## Document excerpt
***

Creative Commons License Copyright © Michael Richmond. This work is licensed under a Creative Commons License.

The magnitude scale

Why use magnitudes?

One of the most fundamental properties of a star is its brightness. Astronomers measure stellar brightness in units called magnitudes, which seem at first counterintuitive and confusing. That's because they ARE counterintuitive and confusing -- they are in large part a legacy of ancient times. However, once you get used to them, they turn out to have a few redeeming qualities.

Why do we continue to use this system? There are several of reasons:

  1. The objects we study cover a huge range in apparent brightness: the brightest star visible with the naked eye is over 600 times brighter than the faintest one. The Sun is over 6 TRILLION times brighter than the faintest star visible to the naked eye. It's awkward to deal with numbers this large.
  2. As you will see below, the magnitude system is logarithmic, which turns the huge range in brightness ratios into a much smaller range in magnitude differences: the difference between the Sun and the faintest star visible to the naked eye is only 32 magnitudes.
  3. Over the past few hundred years, astronomers have built up a vast literature of catalogs and measurements in the magnitude system.
  4. Astronomers have figured out how to use magnitudes in some practical ways which turn out to be easier to compute than the corresponding brightness ratios.

Astronomers who study objects outside the optical wavelengths -- in the radio, ultraviolet, or X-ray regimes -- do not have any historical measurements to incorporate into their work: these fields are all very recent, dating to the 1930s or later. In those regimes, measurements are almost always quoted in "more rational" systems: units which are linear with intensity (rather than logarithmic) and which become larger for brighter objects. In the radio, for example, sources are typically measured in janskys, where

     1 Jansky  =  10^(-26)  watts / square meter / Hertz

A source of strength 5 Janskys is 5 times brighter than a source of 1 Jansky, just as one would expect.


History of stellar measurements

People in all corners of the world have looked up at the stars (after all, without television, what else could they do at night?). We have detailed records from several cultures in the Middle East; in some, priests spent years studying the motions of the stars and planets, often trying to predict events in the future. Their motives may have been ill-founded, but in some cases, they did make very good measurements of what they could see.

Hipparchus of Rhodes compiled a catalog of about 850 stars. He described the brightness of each star by placing it in one of six categories, which one could call "brighest, bright, not so bright, not so faint, faint, faintest." Later scientists used the word "magnitude" to describe these categories.

mag-ni-tude  n.

***

(Data pulled from a collection)

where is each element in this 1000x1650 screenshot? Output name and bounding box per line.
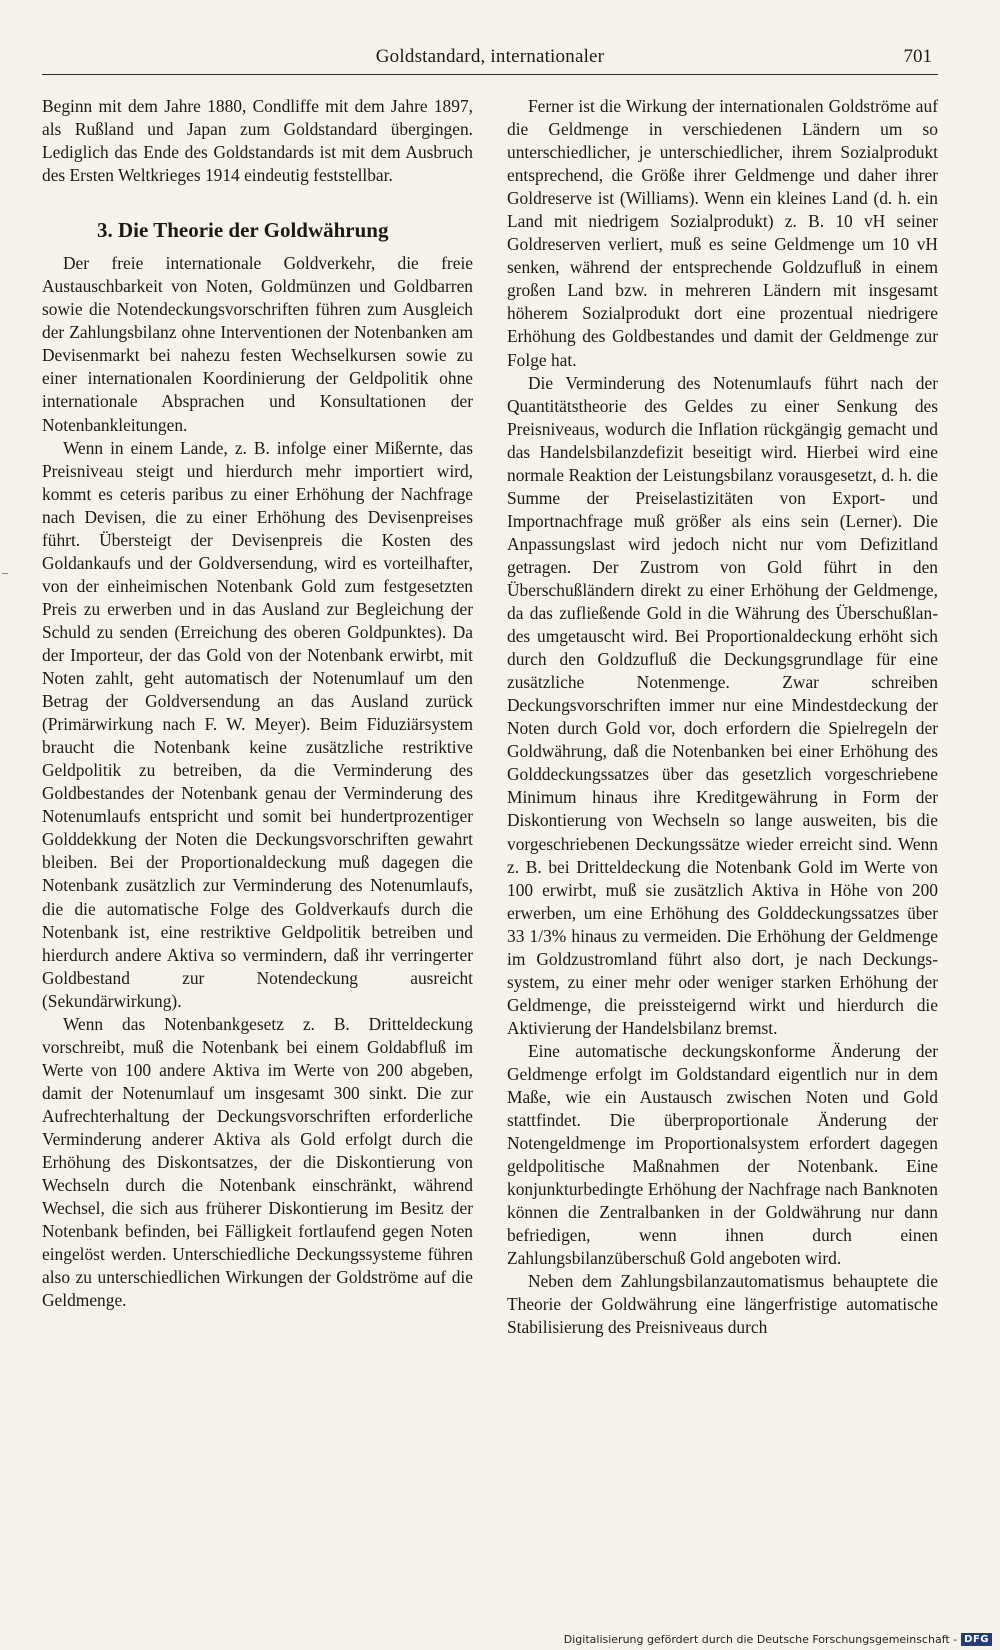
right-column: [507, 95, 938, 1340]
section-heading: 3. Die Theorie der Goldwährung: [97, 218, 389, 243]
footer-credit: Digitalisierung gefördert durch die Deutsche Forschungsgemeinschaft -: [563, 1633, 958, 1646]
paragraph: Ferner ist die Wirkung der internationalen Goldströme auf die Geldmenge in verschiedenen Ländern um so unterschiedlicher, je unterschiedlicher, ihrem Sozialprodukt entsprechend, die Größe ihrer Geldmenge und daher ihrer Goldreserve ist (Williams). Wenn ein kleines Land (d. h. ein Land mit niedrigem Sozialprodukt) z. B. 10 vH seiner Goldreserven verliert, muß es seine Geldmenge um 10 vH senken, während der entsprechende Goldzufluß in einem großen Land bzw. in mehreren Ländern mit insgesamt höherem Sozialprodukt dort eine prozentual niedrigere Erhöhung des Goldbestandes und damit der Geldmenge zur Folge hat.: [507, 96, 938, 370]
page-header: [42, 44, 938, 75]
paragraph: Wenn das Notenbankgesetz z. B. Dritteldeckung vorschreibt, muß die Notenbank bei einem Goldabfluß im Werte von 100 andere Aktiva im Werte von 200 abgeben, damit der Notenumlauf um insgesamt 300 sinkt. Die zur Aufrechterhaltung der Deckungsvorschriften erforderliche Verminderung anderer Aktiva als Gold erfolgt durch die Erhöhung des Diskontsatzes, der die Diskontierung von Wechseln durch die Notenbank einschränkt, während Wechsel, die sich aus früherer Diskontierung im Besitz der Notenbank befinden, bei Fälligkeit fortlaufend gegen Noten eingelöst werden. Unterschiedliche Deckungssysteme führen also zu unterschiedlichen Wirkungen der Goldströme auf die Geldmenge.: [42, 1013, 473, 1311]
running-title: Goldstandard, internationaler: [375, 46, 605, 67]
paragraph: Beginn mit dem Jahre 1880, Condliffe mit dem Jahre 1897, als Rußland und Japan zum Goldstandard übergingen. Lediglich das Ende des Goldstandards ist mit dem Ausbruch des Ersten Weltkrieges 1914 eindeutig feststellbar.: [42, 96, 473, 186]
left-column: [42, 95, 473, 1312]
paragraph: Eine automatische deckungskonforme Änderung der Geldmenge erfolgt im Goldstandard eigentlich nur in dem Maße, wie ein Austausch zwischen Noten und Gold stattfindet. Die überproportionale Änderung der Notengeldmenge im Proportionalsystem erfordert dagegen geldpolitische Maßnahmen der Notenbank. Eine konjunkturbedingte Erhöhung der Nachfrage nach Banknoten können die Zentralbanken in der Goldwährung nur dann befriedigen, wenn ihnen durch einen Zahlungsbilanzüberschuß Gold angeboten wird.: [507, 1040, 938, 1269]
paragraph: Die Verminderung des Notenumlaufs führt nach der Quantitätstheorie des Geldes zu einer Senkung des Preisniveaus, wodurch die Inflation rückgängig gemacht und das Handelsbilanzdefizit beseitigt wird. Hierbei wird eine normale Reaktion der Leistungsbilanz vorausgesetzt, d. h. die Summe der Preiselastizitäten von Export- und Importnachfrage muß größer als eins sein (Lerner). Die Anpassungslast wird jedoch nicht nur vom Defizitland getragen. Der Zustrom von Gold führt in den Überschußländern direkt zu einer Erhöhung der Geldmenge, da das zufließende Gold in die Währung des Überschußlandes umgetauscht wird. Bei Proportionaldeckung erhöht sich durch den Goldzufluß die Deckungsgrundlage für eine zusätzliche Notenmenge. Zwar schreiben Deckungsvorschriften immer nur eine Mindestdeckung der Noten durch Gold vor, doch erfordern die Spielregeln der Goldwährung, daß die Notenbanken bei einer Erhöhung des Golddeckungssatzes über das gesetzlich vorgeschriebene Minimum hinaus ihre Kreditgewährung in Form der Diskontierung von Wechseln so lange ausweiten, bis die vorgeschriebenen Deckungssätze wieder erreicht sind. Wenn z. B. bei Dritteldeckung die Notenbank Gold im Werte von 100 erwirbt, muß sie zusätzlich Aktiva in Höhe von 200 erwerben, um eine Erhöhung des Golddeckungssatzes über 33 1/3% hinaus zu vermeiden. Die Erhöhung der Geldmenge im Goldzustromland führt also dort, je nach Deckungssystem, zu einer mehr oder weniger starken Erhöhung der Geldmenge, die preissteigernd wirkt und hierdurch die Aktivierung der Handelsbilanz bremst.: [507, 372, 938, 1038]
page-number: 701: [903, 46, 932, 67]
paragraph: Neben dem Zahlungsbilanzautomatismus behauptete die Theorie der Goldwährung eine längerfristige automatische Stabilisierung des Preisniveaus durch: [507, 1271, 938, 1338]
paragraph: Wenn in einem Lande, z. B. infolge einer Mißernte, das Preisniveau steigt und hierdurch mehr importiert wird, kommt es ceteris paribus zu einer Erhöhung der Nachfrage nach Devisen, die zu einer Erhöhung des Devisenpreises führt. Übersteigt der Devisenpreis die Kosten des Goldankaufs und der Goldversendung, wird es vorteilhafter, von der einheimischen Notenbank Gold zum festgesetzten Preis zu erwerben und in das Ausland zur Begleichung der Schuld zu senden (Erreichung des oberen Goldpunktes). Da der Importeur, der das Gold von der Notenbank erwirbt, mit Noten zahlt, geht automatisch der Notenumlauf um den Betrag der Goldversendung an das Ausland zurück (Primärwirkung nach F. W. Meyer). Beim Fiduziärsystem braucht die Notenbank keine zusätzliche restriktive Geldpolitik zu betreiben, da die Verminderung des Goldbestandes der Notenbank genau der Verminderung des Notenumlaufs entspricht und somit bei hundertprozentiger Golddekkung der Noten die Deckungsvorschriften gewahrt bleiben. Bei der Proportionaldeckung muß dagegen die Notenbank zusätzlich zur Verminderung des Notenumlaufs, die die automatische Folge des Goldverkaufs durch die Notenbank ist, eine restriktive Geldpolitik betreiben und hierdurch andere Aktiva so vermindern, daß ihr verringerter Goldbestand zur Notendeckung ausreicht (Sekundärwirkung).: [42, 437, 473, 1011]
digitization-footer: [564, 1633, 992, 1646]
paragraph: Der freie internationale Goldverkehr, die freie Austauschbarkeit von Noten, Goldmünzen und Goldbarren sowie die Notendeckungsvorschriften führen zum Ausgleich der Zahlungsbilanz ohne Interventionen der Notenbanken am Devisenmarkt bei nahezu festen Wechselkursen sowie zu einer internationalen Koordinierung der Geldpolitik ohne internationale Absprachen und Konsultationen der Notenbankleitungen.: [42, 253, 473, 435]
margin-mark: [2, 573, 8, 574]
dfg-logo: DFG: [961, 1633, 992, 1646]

***

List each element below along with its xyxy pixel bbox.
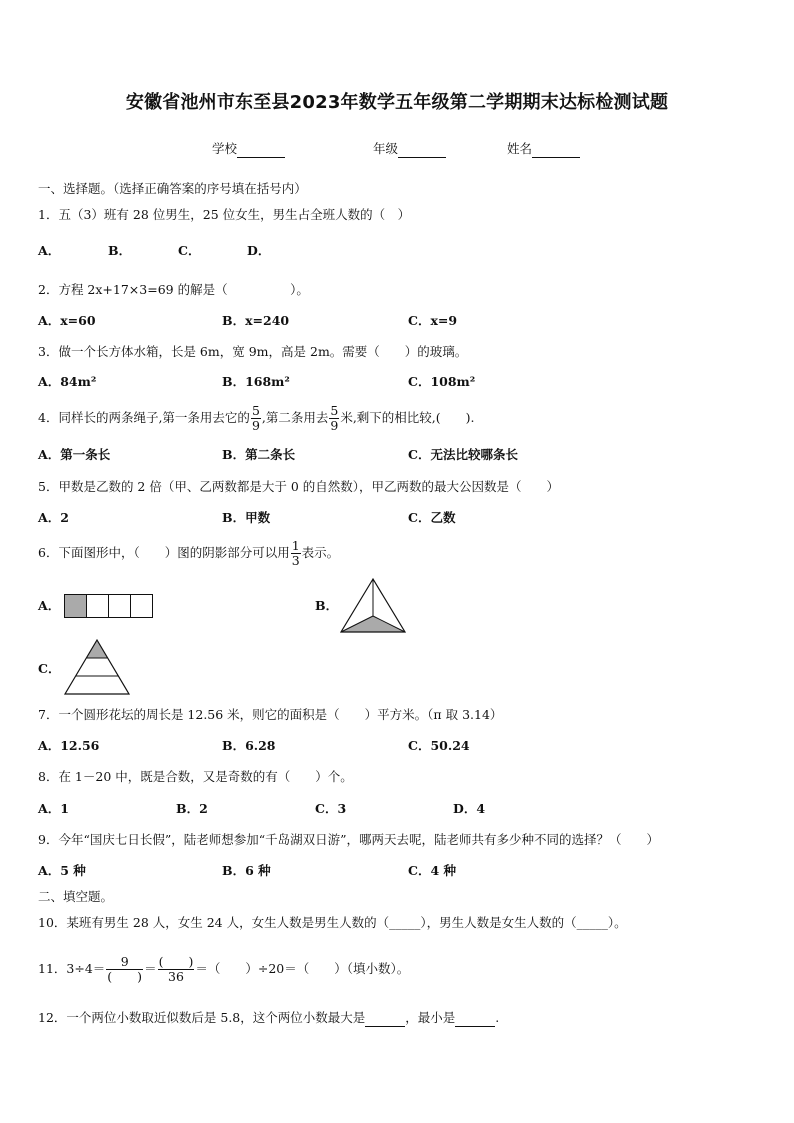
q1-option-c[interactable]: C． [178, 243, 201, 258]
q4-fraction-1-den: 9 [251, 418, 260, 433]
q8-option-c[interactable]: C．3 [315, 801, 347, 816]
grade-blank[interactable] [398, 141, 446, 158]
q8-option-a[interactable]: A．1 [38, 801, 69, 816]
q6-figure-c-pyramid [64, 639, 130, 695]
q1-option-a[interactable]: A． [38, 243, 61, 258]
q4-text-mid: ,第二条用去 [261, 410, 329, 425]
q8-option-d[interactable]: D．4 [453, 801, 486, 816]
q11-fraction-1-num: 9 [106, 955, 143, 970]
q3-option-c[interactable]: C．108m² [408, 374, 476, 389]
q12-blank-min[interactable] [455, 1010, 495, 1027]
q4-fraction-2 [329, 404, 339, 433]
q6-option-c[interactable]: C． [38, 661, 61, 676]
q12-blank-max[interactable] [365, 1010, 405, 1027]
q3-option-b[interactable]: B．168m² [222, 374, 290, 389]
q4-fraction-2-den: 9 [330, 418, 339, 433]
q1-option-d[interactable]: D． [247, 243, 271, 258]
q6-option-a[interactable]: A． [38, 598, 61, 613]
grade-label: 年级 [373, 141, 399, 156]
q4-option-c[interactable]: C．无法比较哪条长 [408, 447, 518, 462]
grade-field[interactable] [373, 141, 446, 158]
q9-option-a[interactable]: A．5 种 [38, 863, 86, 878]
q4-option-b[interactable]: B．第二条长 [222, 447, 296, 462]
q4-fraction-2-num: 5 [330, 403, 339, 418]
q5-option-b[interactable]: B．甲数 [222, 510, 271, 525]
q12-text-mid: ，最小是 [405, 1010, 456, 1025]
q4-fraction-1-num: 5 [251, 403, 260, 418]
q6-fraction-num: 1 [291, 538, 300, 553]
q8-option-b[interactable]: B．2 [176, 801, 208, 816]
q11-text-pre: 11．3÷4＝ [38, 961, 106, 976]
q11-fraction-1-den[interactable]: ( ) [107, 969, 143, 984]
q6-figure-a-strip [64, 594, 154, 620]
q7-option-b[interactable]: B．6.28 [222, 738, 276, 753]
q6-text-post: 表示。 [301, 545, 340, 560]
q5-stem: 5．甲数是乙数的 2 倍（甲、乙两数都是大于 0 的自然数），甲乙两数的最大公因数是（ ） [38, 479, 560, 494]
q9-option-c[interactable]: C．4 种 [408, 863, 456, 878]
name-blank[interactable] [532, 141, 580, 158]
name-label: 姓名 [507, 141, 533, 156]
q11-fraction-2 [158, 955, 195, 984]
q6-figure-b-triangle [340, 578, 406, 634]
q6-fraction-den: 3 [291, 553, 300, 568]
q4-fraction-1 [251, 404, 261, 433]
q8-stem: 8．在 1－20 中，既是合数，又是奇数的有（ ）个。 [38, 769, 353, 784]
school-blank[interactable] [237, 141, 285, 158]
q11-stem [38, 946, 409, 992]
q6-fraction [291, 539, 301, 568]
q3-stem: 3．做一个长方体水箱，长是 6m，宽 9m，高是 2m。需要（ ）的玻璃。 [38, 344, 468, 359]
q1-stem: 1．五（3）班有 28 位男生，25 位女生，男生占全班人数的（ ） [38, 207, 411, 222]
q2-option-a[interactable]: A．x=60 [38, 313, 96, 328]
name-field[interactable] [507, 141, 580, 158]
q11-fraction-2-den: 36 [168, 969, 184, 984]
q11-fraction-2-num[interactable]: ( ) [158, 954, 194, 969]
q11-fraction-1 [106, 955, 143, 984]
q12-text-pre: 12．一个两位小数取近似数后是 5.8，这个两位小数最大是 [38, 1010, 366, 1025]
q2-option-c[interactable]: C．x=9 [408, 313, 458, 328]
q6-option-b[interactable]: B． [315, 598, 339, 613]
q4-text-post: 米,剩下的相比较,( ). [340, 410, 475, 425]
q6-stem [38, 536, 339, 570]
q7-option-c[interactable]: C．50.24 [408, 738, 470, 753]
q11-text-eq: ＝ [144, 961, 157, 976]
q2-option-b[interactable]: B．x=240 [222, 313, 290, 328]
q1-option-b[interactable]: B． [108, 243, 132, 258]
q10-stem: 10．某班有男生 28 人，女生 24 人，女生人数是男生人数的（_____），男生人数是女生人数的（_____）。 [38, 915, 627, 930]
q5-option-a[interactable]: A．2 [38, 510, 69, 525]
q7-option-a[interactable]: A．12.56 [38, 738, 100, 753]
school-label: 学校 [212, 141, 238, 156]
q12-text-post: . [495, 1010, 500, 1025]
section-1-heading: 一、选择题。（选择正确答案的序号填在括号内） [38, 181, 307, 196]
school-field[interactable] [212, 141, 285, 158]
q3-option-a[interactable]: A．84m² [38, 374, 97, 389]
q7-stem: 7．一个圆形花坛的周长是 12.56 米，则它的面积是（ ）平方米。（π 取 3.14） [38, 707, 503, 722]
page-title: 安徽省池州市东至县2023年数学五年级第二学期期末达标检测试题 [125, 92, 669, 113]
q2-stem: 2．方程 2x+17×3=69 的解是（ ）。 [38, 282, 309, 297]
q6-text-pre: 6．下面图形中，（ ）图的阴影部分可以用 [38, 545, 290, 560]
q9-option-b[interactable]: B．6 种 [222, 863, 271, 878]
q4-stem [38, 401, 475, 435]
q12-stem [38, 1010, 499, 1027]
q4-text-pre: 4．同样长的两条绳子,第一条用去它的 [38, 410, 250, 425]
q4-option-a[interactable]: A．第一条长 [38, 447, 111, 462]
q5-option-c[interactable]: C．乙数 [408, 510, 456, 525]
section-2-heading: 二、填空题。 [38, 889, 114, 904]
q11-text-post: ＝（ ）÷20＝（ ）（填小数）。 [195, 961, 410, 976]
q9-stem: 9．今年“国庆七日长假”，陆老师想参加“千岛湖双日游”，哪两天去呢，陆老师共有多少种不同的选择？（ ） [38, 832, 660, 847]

***

## Written problem
In the text on the magnitude scale, how many categories did Hipparchus of Rhodes use to describe the brightness of each star?

## Response to this exercise
Six categories.